## Problem statement
Every entry needs to be reproduced exactly.
— Start Records for this task —
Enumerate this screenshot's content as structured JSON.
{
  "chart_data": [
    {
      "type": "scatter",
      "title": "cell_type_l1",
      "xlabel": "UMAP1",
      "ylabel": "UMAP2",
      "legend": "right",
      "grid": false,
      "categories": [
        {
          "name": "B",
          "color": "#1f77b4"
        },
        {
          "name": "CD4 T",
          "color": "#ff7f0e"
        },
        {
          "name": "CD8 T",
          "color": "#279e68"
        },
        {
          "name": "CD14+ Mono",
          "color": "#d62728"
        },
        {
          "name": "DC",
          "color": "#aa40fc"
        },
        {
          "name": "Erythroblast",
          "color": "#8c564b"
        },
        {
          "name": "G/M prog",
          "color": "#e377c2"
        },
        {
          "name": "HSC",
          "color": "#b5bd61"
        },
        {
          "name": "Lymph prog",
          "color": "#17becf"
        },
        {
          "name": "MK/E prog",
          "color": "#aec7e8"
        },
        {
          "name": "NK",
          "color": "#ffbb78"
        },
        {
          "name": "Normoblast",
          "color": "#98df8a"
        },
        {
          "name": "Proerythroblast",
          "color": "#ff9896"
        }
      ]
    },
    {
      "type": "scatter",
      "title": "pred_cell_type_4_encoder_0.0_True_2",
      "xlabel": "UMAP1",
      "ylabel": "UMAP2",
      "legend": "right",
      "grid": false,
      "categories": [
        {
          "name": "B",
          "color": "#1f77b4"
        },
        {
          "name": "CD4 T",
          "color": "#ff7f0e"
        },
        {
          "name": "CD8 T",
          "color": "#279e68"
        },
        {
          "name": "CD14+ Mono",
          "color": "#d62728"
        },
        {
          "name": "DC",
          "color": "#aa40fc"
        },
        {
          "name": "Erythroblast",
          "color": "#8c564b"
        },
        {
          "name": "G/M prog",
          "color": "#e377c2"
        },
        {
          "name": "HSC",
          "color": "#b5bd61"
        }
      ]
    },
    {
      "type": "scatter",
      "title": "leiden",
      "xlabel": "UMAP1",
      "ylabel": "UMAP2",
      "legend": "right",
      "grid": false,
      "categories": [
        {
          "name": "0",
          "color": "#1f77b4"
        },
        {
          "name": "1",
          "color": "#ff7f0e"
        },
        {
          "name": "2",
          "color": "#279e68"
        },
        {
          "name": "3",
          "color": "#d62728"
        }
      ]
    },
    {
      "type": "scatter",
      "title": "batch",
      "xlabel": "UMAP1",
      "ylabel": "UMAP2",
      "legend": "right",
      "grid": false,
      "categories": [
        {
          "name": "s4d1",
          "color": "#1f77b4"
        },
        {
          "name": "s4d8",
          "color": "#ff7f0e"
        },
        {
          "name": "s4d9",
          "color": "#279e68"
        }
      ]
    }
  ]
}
— End Records for this task —
## Result for this task
Enumerate this screenshot's content as structured JSON.
{
  "chart_data": [
    {
      "type": "scatter",
      "title": "cell_type_l1",
      "xlabel": "UMAP1",
      "ylabel": "UMAP2",
      "legend": "right",
      "grid": false,
      "categories": [
        {
          "name": "B",
          "color": "#1f77b4"
        },
        {
          "name": "CD4 T",
          "color": "#ff7f0e"
        },
        {
          "name": "CD8 T",
          "color": "#279e68"
        },
        {
          "name": "CD14+ Mono",
          "color": "#d62728"
        },
        {
          "name": "DC",
          "color": "#aa40fc"
        },
        {
          "name": "Erythroblast",
          "color": "#8c564b"
        },
        {
          "name": "G/M prog",
          "color": "#e377c2"
        },
        {
          "name": "HSC",
          "color": "#b5bd61"
        },
        {
          "name": "Lymph prog",
          "color": "#17becf"
        },
        {
          "name": "MK/E prog",
          "color": "#aec7e8"
        },
        {
          "name": "NK",
          "color": "#ffbb78"
        },
        {
          "name": "Normoblast",
          "color": "#98df8a"
        },
        {
          "name": "Proerythroblast",
          "color": "#ff9896"
        }
      ]
    },
    {
      "type": "scatter",
      "title": "pred_cell_type_4_encoder_0.0_True_2",
      "xlabel": "UMAP1",
      "ylabel": "UMAP2",
      "legend": "right",
      "grid": false,
      "categories": [
        {
          "name": "B",
          "color": "#1f77b4"
        },
        {
          "name": "CD4 T",
          "color": "#ff7f0e"
        },
        {
          "name": "CD8 T",
          "color": "#279e68"
        },
        {
          "name": "CD14+ Mono",
          "color": "#d62728"
        },
        {
          "name": "DC",
          "color": "#aa40fc"
        },
        {
          "name": "Erythroblast",
          "color": "#8c564b"
        },
        {
          "name": "G/M prog",
          "color": "#e377c2"
        },
        {
          "name": "HSC",
          "color": "#b5bd61"
        }
      ]
    },
    {
      "type": "scatter",
      "title": "leiden",
      "xlabel": "UMAP1",
      "ylabel": "UMAP2",
      "legend": "right",
      "grid": false,
      "categories": [
        {
          "name": "0",
          "color": "#1f77b4"
        },
        {
          "name": "1",
          "color": "#ff7f0e"
        },
        {
          "name": "2",
          "color": "#279e68"
        },
        {
          "name": "3",
          "color": "#d62728"
        }
      ]
    },
    {
      "type": "scatter",
      "title": "batch",
      "xlabel": "UMAP1",
      "ylabel": "UMAP2",
      "legend": "right",
      "grid": false,
      "categories": [
        {
          "name": "s4d1",
          "color": "#1f77b4"
        },
        {
          "name": "s4d8",
          "color": "#ff7f0e"
        },
        {
          "name": "s4d9",
          "color": "#279e68"
        }
      ]
    }
  ]
}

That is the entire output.